## WHAT YOU WILL DO
Scan the records for the word "ўтган". Copy each line that includes it.

□ □ □

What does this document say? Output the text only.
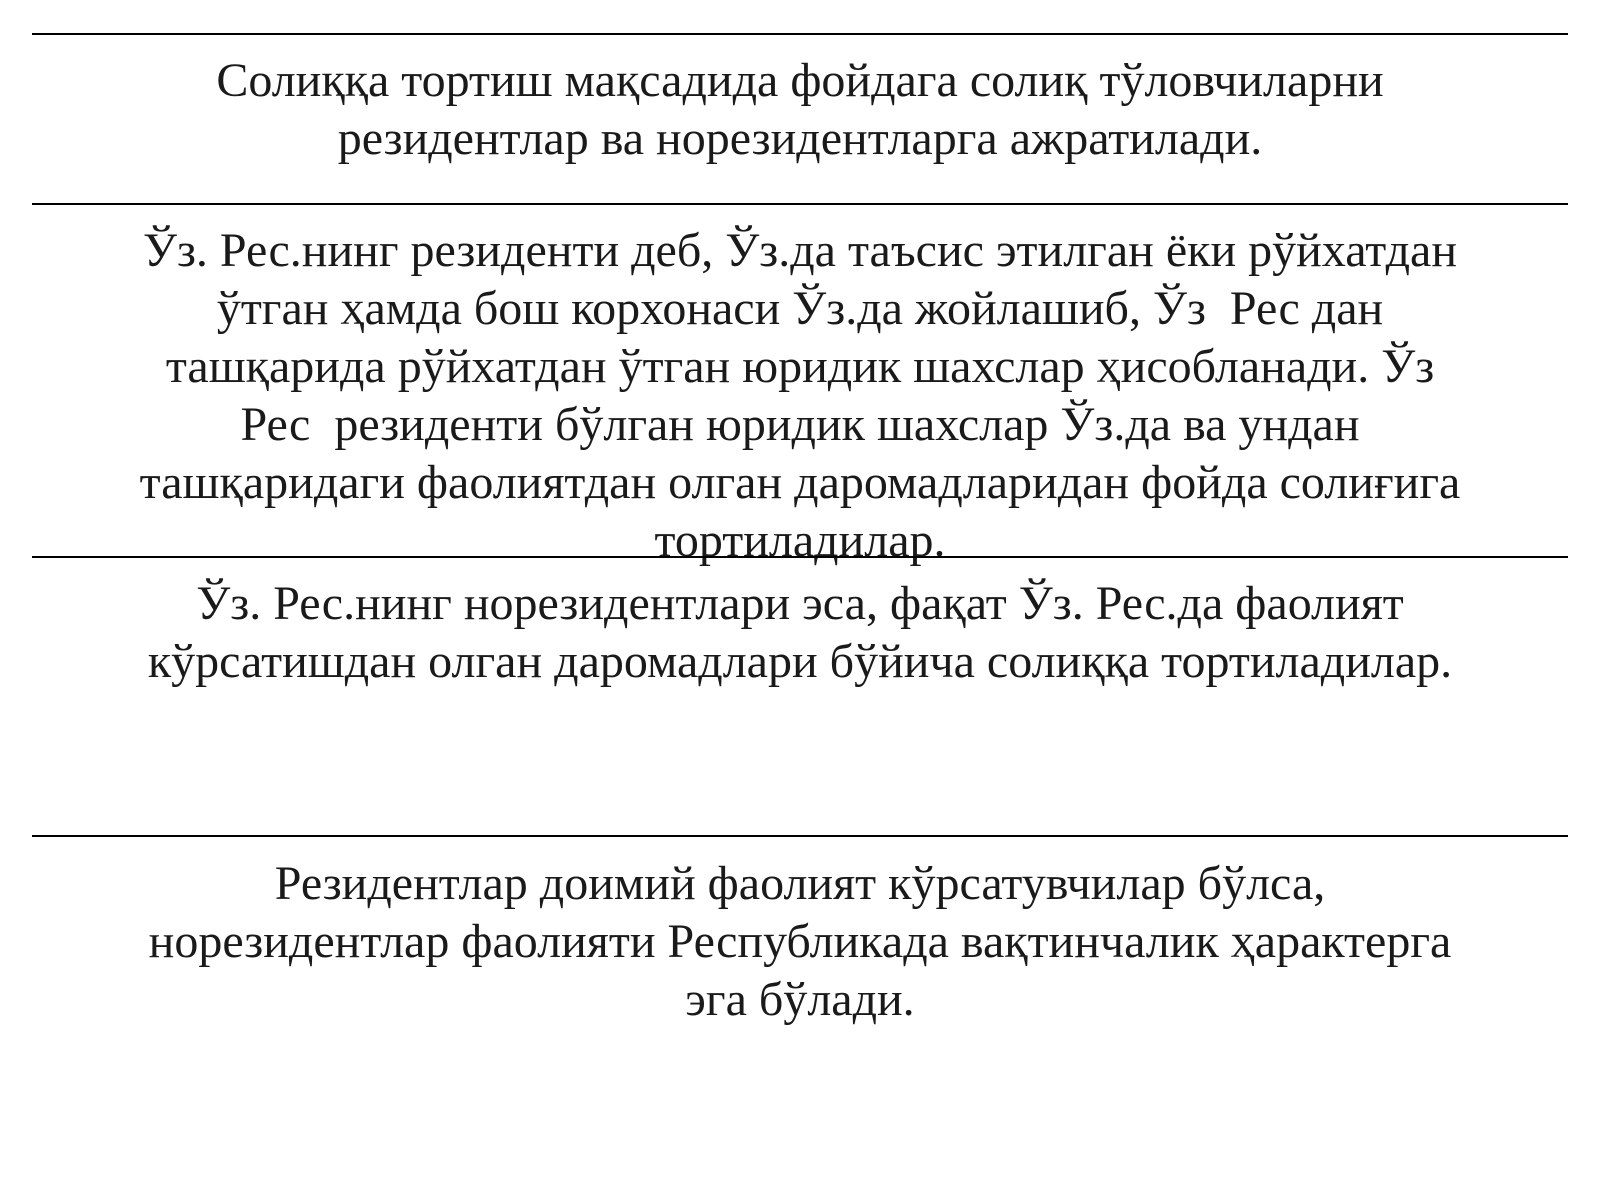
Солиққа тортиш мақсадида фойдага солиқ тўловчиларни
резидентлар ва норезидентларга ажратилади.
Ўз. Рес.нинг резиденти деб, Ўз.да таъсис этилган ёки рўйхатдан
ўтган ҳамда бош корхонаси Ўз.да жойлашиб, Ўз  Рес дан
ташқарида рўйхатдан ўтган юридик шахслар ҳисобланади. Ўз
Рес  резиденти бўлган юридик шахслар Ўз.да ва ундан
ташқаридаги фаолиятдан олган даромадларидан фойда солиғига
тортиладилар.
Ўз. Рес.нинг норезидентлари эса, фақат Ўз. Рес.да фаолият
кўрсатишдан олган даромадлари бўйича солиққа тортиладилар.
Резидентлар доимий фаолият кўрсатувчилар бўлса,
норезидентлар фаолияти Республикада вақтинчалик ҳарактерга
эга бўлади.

□ □ □

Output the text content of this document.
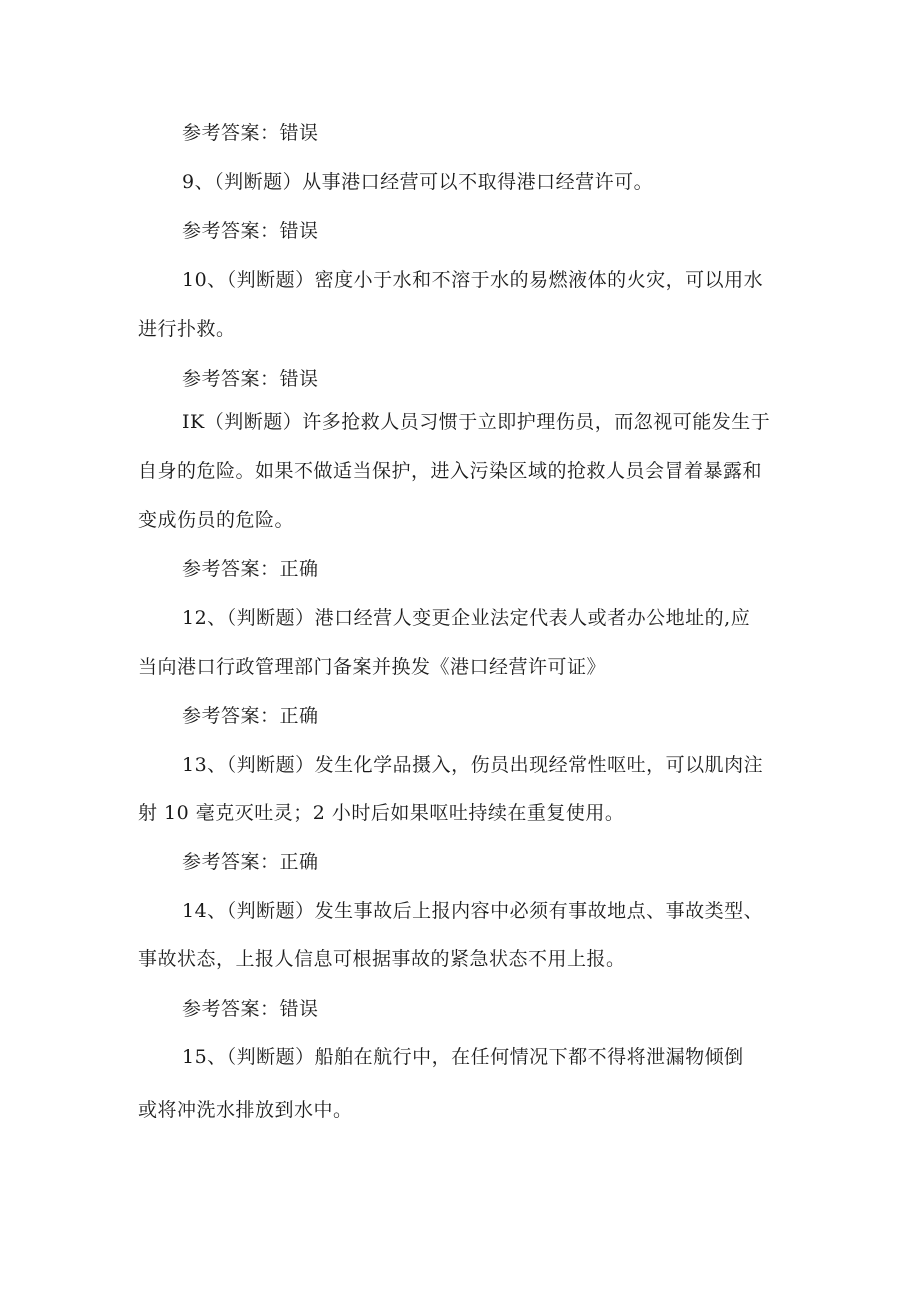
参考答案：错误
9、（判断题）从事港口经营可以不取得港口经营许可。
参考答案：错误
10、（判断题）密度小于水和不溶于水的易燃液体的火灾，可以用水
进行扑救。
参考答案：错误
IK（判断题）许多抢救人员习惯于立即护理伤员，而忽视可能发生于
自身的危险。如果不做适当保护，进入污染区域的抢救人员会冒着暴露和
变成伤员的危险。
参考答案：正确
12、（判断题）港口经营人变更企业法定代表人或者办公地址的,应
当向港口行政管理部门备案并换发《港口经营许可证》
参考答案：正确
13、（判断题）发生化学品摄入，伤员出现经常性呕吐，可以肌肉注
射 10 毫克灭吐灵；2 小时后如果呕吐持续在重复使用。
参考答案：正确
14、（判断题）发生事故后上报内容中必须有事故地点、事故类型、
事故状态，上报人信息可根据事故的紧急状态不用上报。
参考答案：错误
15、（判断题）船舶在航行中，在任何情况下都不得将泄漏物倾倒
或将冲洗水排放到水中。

□ □ □

## COMPLETE RESPONSE
ўтган ҳамда бош корхонаси Ўз.да жойлашиб, Ўз  Рес дан
ташқарида рўйхатдан ўтган юридик шахслар ҳисобланади. Ўз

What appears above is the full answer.